TASK DETAILS:
Write the records out again exactly, leaving no images in.

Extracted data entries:
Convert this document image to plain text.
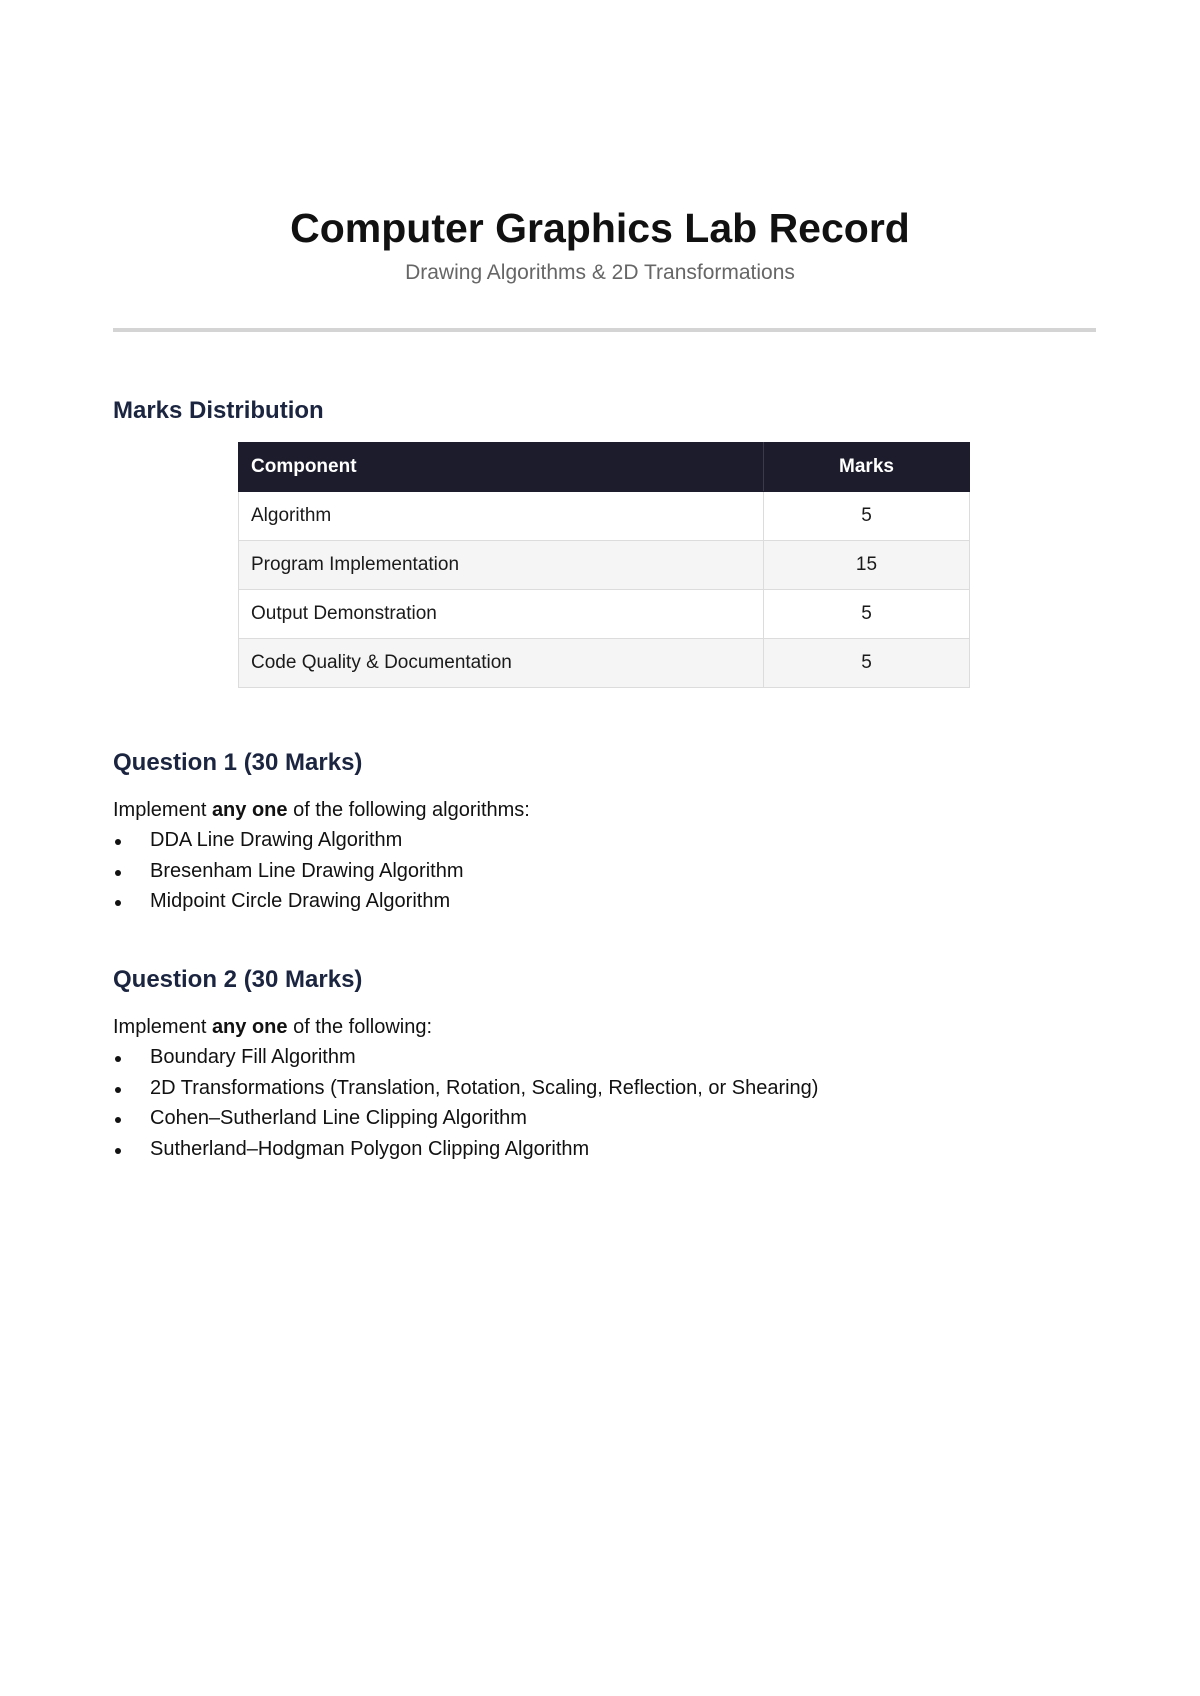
Computer Graphics Lab Record
Drawing Algorithms & 2D Transformations
Marks Distribution
Component	Marks
Algorithm	5
Program Implementation	15
Output Demonstration	5
Code Quality & Documentation	5
Question 1 (30 Marks)

Implement any one of the following algorithms:

DDA Line Drawing Algorithm
Bresenham Line Drawing Algorithm
Midpoint Circle Drawing Algorithm
Question 2 (30 Marks)

Implement any one of the following:

Boundary Fill Algorithm
2D Transformations (Translation, Rotation, Scaling, Reflection, or Shearing)
Cohen–Sutherland Line Clipping Algorithm
Sutherland–Hodgman Polygon Clipping Algorithm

SOLUTION TO THE EXERCISE:
Convert this document image to plain text.
Computer Graphics Lab Record
Drawing Algorithms & 2D Transformations
Marks Distribution
Component	Marks
Algorithm	5
Program Implementation	15
Output Demonstration	5
Code Quality & Documentation	5
Question 1 (30 Marks)

Implement any one of the following algorithms:

DDA Line Drawing Algorithm
Bresenham Line Drawing Algorithm
Midpoint Circle Drawing Algorithm
Question 2 (30 Marks)

Implement any one of the following:

Boundary Fill Algorithm
2D Transformations (Translation, Rotation, Scaling, Reflection, or Shearing)
Cohen–Sutherland Line Clipping Algorithm
Sutherland–Hodgman Polygon Clipping Algorithm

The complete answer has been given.